Recorded data
* START *
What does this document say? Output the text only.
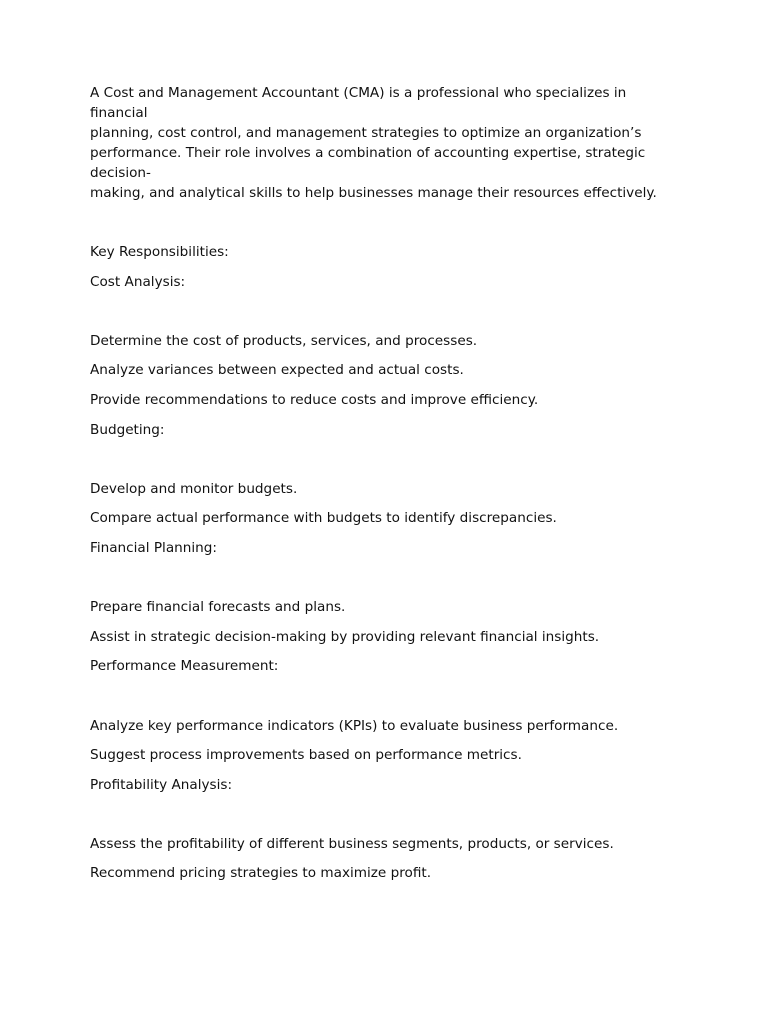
A Cost and Management Accountant (CMA) is a professional who specializes in financial
planning, cost control, and management strategies to optimize an organization’s
performance. Their role involves a combination of accounting expertise, strategic decision-
making, and analytical skills to help businesses manage their resources effectively.

Key Responsibilities:

Cost Analysis:

Determine the cost of products, services, and processes.

Analyze variances between expected and actual costs.

Provide recommendations to reduce costs and improve efficiency.

Budgeting:

Develop and monitor budgets.

Compare actual performance with budgets to identify discrepancies.

Financial Planning:

Prepare financial forecasts and plans.

Assist in strategic decision-making by providing relevant financial insights.

Performance Measurement:

Analyze key performance indicators (KPIs) to evaluate business performance.

Suggest process improvements based on performance metrics.

Profitability Analysis:

Assess the profitability of different business segments, products, or services.

Recommend pricing strategies to maximize profit.
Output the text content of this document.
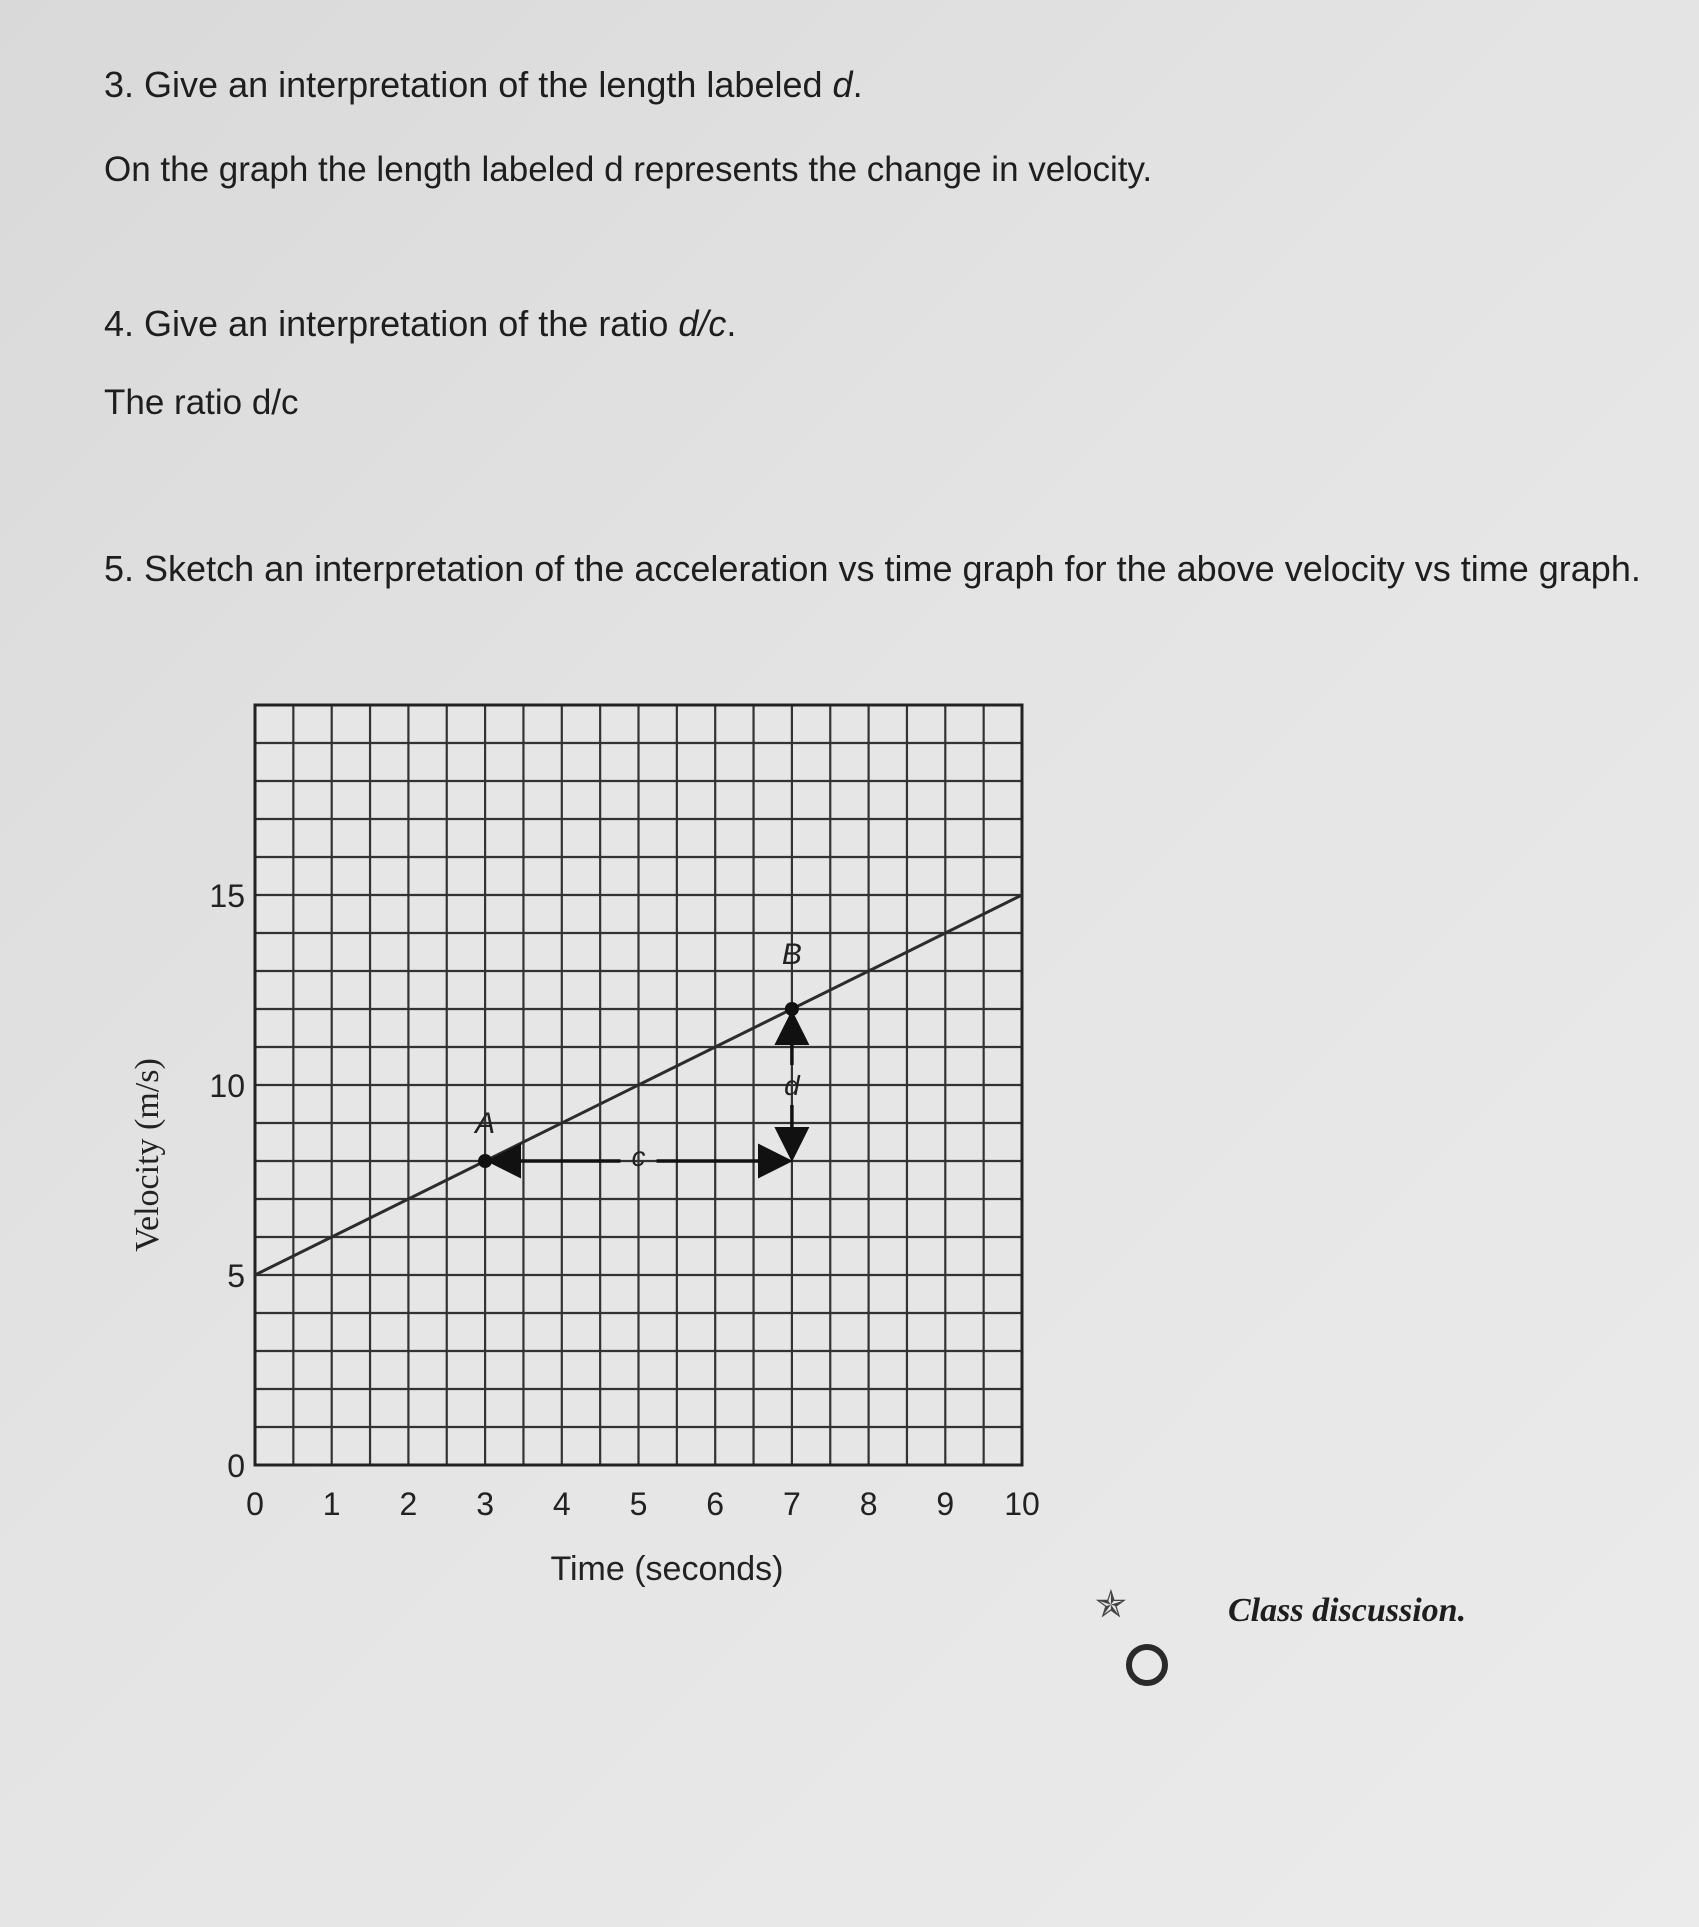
3. Give an interpretation of the length labeled d.

On the graph the length labeled d represents the change in velocity.

4. Give an interpretation of the ratio d/c.

The ratio d/c

5. Sketch an interpretation of the acceleration vs time graph for the above velocity vs time graph.

0 1 2 3 4 5 6 7 8 9 10
0
5
10
15
A
B
c
d
Time (seconds)
Velocity (m/s)
✯	Class discussion.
* END *
> **EXERCISE INSTRUCTIONS**:
List the lines that contain the word "interpretation".

> **SOLUTION TO THE EXERCISE**:
3. Give an interpretation of the length labeled d.
4. Give an interpretation of the ratio d/c.
5. Sketch an interpretation of the acceleration vs time graph for the above velocity vs time graph.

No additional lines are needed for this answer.